== What is asked ==
Copy every record below exactly as written, but leave out the pictures.

== Data for processing ==
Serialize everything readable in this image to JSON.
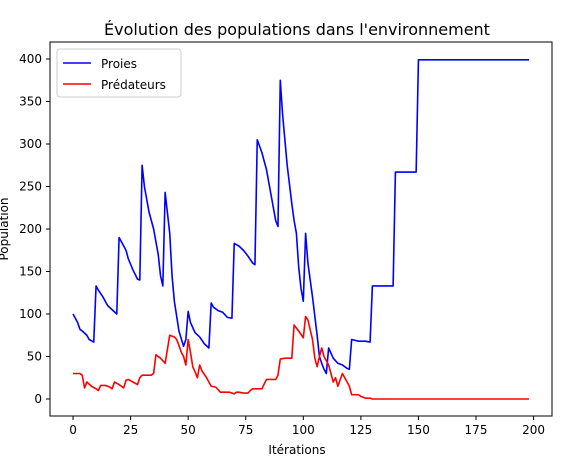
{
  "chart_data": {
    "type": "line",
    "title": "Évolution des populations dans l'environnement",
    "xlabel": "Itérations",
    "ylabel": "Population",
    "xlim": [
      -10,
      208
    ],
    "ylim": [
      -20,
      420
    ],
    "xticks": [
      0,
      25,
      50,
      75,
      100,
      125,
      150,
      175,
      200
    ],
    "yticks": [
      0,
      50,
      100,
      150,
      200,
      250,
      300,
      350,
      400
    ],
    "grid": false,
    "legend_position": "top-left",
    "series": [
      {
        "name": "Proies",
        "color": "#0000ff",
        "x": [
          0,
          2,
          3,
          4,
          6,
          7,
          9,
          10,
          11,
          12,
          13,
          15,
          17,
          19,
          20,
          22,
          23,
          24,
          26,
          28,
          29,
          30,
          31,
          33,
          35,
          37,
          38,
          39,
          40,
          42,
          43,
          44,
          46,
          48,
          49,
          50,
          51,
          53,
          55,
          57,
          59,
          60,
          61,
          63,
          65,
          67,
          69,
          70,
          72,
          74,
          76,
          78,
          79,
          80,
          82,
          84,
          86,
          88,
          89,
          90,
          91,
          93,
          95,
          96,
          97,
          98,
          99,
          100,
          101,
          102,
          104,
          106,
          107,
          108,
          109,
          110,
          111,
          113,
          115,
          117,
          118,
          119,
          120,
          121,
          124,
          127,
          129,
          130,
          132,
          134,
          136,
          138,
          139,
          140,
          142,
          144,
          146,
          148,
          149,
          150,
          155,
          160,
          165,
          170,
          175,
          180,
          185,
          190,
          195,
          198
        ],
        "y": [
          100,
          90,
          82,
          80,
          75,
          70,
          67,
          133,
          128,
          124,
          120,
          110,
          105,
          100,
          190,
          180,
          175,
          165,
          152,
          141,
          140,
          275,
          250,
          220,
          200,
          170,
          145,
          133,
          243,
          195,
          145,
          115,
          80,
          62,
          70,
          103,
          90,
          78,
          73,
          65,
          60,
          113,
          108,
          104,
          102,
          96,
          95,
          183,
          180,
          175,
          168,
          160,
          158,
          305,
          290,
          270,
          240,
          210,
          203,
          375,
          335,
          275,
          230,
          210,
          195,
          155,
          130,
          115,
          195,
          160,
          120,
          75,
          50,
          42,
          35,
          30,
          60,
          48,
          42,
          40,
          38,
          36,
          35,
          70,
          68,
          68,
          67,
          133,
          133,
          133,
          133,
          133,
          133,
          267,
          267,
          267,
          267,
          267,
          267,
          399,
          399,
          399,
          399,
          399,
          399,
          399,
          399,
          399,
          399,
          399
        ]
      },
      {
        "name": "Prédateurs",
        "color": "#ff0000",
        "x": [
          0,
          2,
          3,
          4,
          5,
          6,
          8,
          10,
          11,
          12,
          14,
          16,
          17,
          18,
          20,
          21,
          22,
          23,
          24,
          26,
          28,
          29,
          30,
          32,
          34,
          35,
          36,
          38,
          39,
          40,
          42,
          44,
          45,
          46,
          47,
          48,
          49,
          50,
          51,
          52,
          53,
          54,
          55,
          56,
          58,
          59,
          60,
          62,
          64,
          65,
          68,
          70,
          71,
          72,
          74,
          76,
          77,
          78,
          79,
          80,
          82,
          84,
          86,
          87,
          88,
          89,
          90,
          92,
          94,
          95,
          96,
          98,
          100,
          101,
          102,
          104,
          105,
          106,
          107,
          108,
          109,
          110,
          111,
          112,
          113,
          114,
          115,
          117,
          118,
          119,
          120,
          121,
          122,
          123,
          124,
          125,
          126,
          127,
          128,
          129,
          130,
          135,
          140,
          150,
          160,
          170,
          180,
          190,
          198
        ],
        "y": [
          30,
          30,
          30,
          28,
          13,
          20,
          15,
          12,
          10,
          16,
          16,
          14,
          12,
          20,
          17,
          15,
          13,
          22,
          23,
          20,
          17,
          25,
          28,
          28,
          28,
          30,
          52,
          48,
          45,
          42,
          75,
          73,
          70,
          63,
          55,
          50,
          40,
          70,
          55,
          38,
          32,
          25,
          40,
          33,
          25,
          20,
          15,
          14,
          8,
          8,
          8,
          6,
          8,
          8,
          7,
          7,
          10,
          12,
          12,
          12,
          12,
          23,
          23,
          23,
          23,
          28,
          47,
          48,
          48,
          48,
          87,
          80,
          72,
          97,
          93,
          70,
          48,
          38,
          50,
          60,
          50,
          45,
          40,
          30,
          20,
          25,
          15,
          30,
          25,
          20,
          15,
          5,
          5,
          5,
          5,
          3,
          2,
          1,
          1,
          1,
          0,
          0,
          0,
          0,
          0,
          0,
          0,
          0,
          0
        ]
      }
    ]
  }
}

== Final result ==
Serialize everything readable in this image to JSON.
{
  "chart_data": {
    "type": "line",
    "title": "Évolution des populations dans l'environnement",
    "xlabel": "Itérations",
    "ylabel": "Population",
    "xlim": [
      -10,
      208
    ],
    "ylim": [
      -20,
      420
    ],
    "xticks": [
      0,
      25,
      50,
      75,
      100,
      125,
      150,
      175,
      200
    ],
    "yticks": [
      0,
      50,
      100,
      150,
      200,
      250,
      300,
      350,
      400
    ],
    "grid": false,
    "legend_position": "top-left",
    "series": [
      {
        "name": "Proies",
        "color": "#0000ff",
        "x": [
          0,
          2,
          3,
          4,
          6,
          7,
          9,
          10,
          11,
          12,
          13,
          15,
          17,
          19,
          20,
          22,
          23,
          24,
          26,
          28,
          29,
          30,
          31,
          33,
          35,
          37,
          38,
          39,
          40,
          42,
          43,
          44,
          46,
          48,
          49,
          50,
          51,
          53,
          55,
          57,
          59,
          60,
          61,
          63,
          65,
          67,
          69,
          70,
          72,
          74,
          76,
          78,
          79,
          80,
          82,
          84,
          86,
          88,
          89,
          90,
          91,
          93,
          95,
          96,
          97,
          98,
          99,
          100,
          101,
          102,
          104,
          106,
          107,
          108,
          109,
          110,
          111,
          113,
          115,
          117,
          118,
          119,
          120,
          121,
          124,
          127,
          129,
          130,
          132,
          134,
          136,
          138,
          139,
          140,
          142,
          144,
          146,
          148,
          149,
          150,
          155,
          160,
          165,
          170,
          175,
          180,
          185,
          190,
          195,
          198
        ],
        "y": [
          100,
          90,
          82,
          80,
          75,
          70,
          67,
          133,
          128,
          124,
          120,
          110,
          105,
          100,
          190,
          180,
          175,
          165,
          152,
          141,
          140,
          275,
          250,
          220,
          200,
          170,
          145,
          133,
          243,
          195,
          145,
          115,
          80,
          62,
          70,
          103,
          90,
          78,
          73,
          65,
          60,
          113,
          108,
          104,
          102,
          96,
          95,
          183,
          180,
          175,
          168,
          160,
          158,
          305,
          290,
          270,
          240,
          210,
          203,
          375,
          335,
          275,
          230,
          210,
          195,
          155,
          130,
          115,
          195,
          160,
          120,
          75,
          50,
          42,
          35,
          30,
          60,
          48,
          42,
          40,
          38,
          36,
          35,
          70,
          68,
          68,
          67,
          133,
          133,
          133,
          133,
          133,
          133,
          267,
          267,
          267,
          267,
          267,
          267,
          399,
          399,
          399,
          399,
          399,
          399,
          399,
          399,
          399,
          399,
          399
        ]
      },
      {
        "name": "Prédateurs",
        "color": "#ff0000",
        "x": [
          0,
          2,
          3,
          4,
          5,
          6,
          8,
          10,
          11,
          12,
          14,
          16,
          17,
          18,
          20,
          21,
          22,
          23,
          24,
          26,
          28,
          29,
          30,
          32,
          34,
          35,
          36,
          38,
          39,
          40,
          42,
          44,
          45,
          46,
          47,
          48,
          49,
          50,
          51,
          52,
          53,
          54,
          55,
          56,
          58,
          59,
          60,
          62,
          64,
          65,
          68,
          70,
          71,
          72,
          74,
          76,
          77,
          78,
          79,
          80,
          82,
          84,
          86,
          87,
          88,
          89,
          90,
          92,
          94,
          95,
          96,
          98,
          100,
          101,
          102,
          104,
          105,
          106,
          107,
          108,
          109,
          110,
          111,
          112,
          113,
          114,
          115,
          117,
          118,
          119,
          120,
          121,
          122,
          123,
          124,
          125,
          126,
          127,
          128,
          129,
          130,
          135,
          140,
          150,
          160,
          170,
          180,
          190,
          198
        ],
        "y": [
          30,
          30,
          30,
          28,
          13,
          20,
          15,
          12,
          10,
          16,
          16,
          14,
          12,
          20,
          17,
          15,
          13,
          22,
          23,
          20,
          17,
          25,
          28,
          28,
          28,
          30,
          52,
          48,
          45,
          42,
          75,
          73,
          70,
          63,
          55,
          50,
          40,
          70,
          55,
          38,
          32,
          25,
          40,
          33,
          25,
          20,
          15,
          14,
          8,
          8,
          8,
          6,
          8,
          8,
          7,
          7,
          10,
          12,
          12,
          12,
          12,
          23,
          23,
          23,
          23,
          28,
          47,
          48,
          48,
          48,
          87,
          80,
          72,
          97,
          93,
          70,
          48,
          38,
          50,
          60,
          50,
          45,
          40,
          30,
          20,
          25,
          15,
          30,
          25,
          20,
          15,
          5,
          5,
          5,
          5,
          3,
          2,
          1,
          1,
          1,
          0,
          0,
          0,
          0,
          0,
          0,
          0,
          0,
          0
        ]
      }
    ]
  }
}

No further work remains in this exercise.